Short problem.
Find the word "shown" in the data. Return every line where it appears.

● ● ● ●

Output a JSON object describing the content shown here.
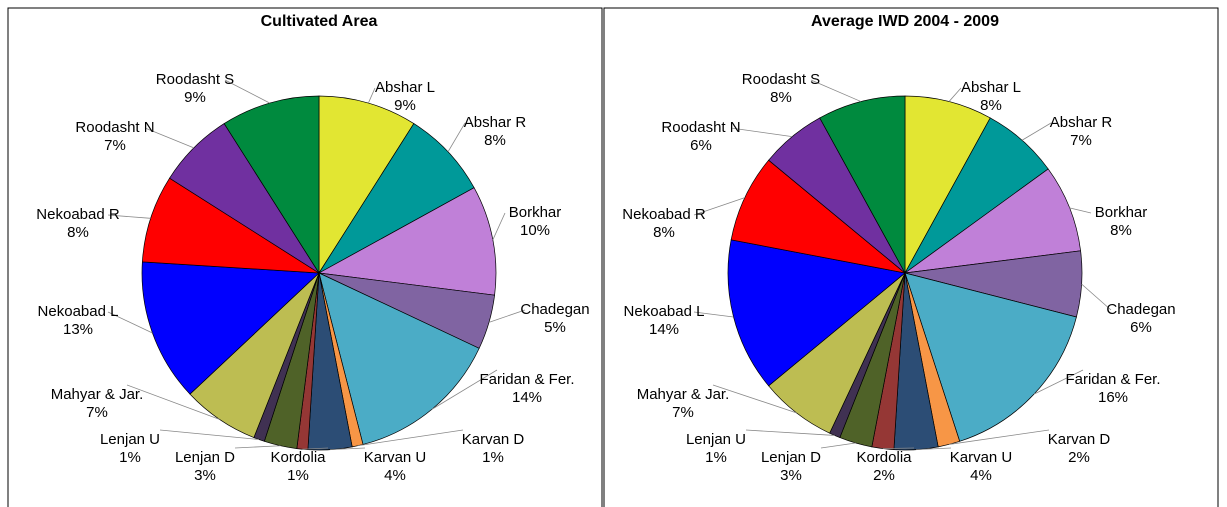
{
  "chart_data": [
    {
      "type": "pie",
      "title": "Cultivated Area",
      "categories": [
        "Abshar L",
        "Abshar R",
        "Borkhar",
        "Chadegan",
        "Faridan & Fer.",
        "Karvan D",
        "Karvan U",
        "Kordolia",
        "Lenjan D",
        "Lenjan U",
        "Mahyar & Jar.",
        "Nekoabad L",
        "Nekoabad R",
        "Roodasht N",
        "Roodasht S"
      ],
      "values": [
        9,
        8,
        10,
        5,
        14,
        1,
        4,
        1,
        3,
        1,
        7,
        13,
        8,
        7,
        9
      ],
      "value_labels": [
        "9%",
        "8%",
        "10%",
        "5%",
        "14%",
        "1%",
        "4%",
        "1%",
        "3%",
        "1%",
        "7%",
        "13%",
        "8%",
        "7%",
        "9%"
      ],
      "colors": [
        "#e2e632",
        "#009999",
        "#c080d8",
        "#8064a2",
        "#4bacc6",
        "#f79646",
        "#2c4d75",
        "#953735",
        "#4f6228",
        "#403152",
        "#bdbd52",
        "#0000ff",
        "#ff0000",
        "#7030a0",
        "#008a3e"
      ]
    },
    {
      "type": "pie",
      "title": "Average IWD 2004 - 2009",
      "categories": [
        "Abshar L",
        "Abshar R",
        "Borkhar",
        "Chadegan",
        "Faridan & Fer.",
        "Karvan D",
        "Karvan U",
        "Kordolia",
        "Lenjan D",
        "Lenjan U",
        "Mahyar & Jar.",
        "Nekoabad L",
        "Nekoabad R",
        "Roodasht N",
        "Roodasht S"
      ],
      "values": [
        8,
        7,
        8,
        6,
        16,
        2,
        4,
        2,
        3,
        1,
        7,
        14,
        8,
        6,
        8
      ],
      "value_labels": [
        "8%",
        "7%",
        "8%",
        "6%",
        "16%",
        "2%",
        "4%",
        "2%",
        "3%",
        "1%",
        "7%",
        "14%",
        "8%",
        "6%",
        "8%"
      ],
      "colors": [
        "#e2e632",
        "#009999",
        "#c080d8",
        "#8064a2",
        "#4bacc6",
        "#f79646",
        "#2c4d75",
        "#953735",
        "#4f6228",
        "#403152",
        "#bdbd52",
        "#0000ff",
        "#ff0000",
        "#7030a0",
        "#008a3e"
      ]
    }
  ]
}
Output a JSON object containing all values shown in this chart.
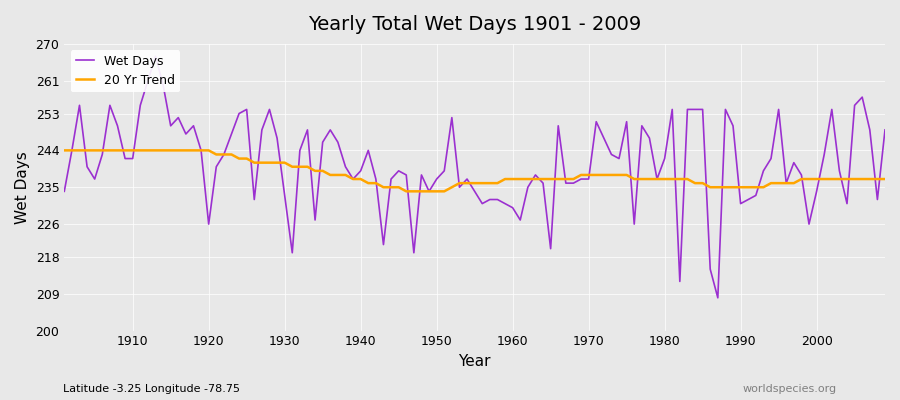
{
  "title": "Yearly Total Wet Days 1901 - 2009",
  "xlabel": "Year",
  "ylabel": "Wet Days",
  "subtitle": "Latitude -3.25 Longitude -78.75",
  "watermark": "worldspecies.org",
  "ylim": [
    200,
    270
  ],
  "yticks": [
    200,
    209,
    218,
    226,
    235,
    244,
    253,
    261,
    270
  ],
  "bg_color": "#e8e8e8",
  "plot_bg_color": "#e8e8e8",
  "wet_days_color": "#9b30d0",
  "trend_color": "#ffa500",
  "legend_wet_label": "Wet Days",
  "legend_trend_label": "20 Yr Trend",
  "years": [
    1901,
    1902,
    1903,
    1904,
    1905,
    1906,
    1907,
    1908,
    1909,
    1910,
    1911,
    1912,
    1913,
    1914,
    1915,
    1916,
    1917,
    1918,
    1919,
    1920,
    1921,
    1922,
    1923,
    1924,
    1925,
    1926,
    1927,
    1928,
    1929,
    1930,
    1931,
    1932,
    1933,
    1934,
    1935,
    1936,
    1937,
    1938,
    1939,
    1940,
    1941,
    1942,
    1943,
    1944,
    1945,
    1946,
    1947,
    1948,
    1949,
    1950,
    1951,
    1952,
    1953,
    1954,
    1955,
    1956,
    1957,
    1958,
    1959,
    1960,
    1961,
    1962,
    1963,
    1964,
    1965,
    1966,
    1967,
    1968,
    1969,
    1970,
    1971,
    1972,
    1973,
    1974,
    1975,
    1976,
    1977,
    1978,
    1979,
    1980,
    1981,
    1982,
    1983,
    1984,
    1985,
    1986,
    1987,
    1988,
    1989,
    1990,
    1991,
    1992,
    1993,
    1994,
    1995,
    1996,
    1997,
    1998,
    1999,
    2000,
    2001,
    2002,
    2003,
    2004,
    2005,
    2006,
    2007,
    2008,
    2009
  ],
  "wet_days": [
    234,
    244,
    255,
    240,
    237,
    243,
    255,
    250,
    242,
    242,
    255,
    261,
    267,
    260,
    250,
    252,
    248,
    250,
    244,
    226,
    240,
    243,
    248,
    253,
    254,
    232,
    249,
    254,
    247,
    233,
    219,
    244,
    249,
    227,
    246,
    249,
    246,
    240,
    237,
    239,
    244,
    237,
    221,
    237,
    239,
    238,
    219,
    238,
    234,
    237,
    239,
    252,
    235,
    237,
    234,
    231,
    232,
    232,
    231,
    230,
    227,
    235,
    238,
    236,
    220,
    250,
    236,
    236,
    237,
    237,
    251,
    247,
    243,
    242,
    251,
    226,
    250,
    247,
    237,
    242,
    254,
    212,
    254,
    254,
    254,
    215,
    208,
    254,
    250,
    231,
    232,
    233,
    239,
    242,
    254,
    236,
    241,
    238,
    226,
    234,
    243,
    254,
    239,
    231,
    255,
    257,
    249,
    232,
    249
  ],
  "trend": [
    244,
    244,
    244,
    244,
    244,
    244,
    244,
    244,
    244,
    244,
    244,
    244,
    244,
    244,
    244,
    244,
    244,
    244,
    244,
    244,
    243,
    243,
    243,
    242,
    242,
    241,
    241,
    241,
    241,
    241,
    240,
    240,
    240,
    239,
    239,
    238,
    238,
    238,
    237,
    237,
    236,
    236,
    235,
    235,
    235,
    234,
    234,
    234,
    234,
    234,
    234,
    235,
    236,
    236,
    236,
    236,
    236,
    236,
    237,
    237,
    237,
    237,
    237,
    237,
    237,
    237,
    237,
    237,
    238,
    238,
    238,
    238,
    238,
    238,
    238,
    237,
    237,
    237,
    237,
    237,
    237,
    237,
    237,
    236,
    236,
    235,
    235,
    235,
    235,
    235,
    235,
    235,
    235,
    236,
    236,
    236,
    236,
    237,
    237,
    237,
    237,
    237,
    237,
    237,
    237,
    237,
    237,
    237,
    237
  ]
}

● ● ● ●

Reply to the exercise.
Output a JSON object describing the content shown here.
Output a JSON object containing all values shown in this chart.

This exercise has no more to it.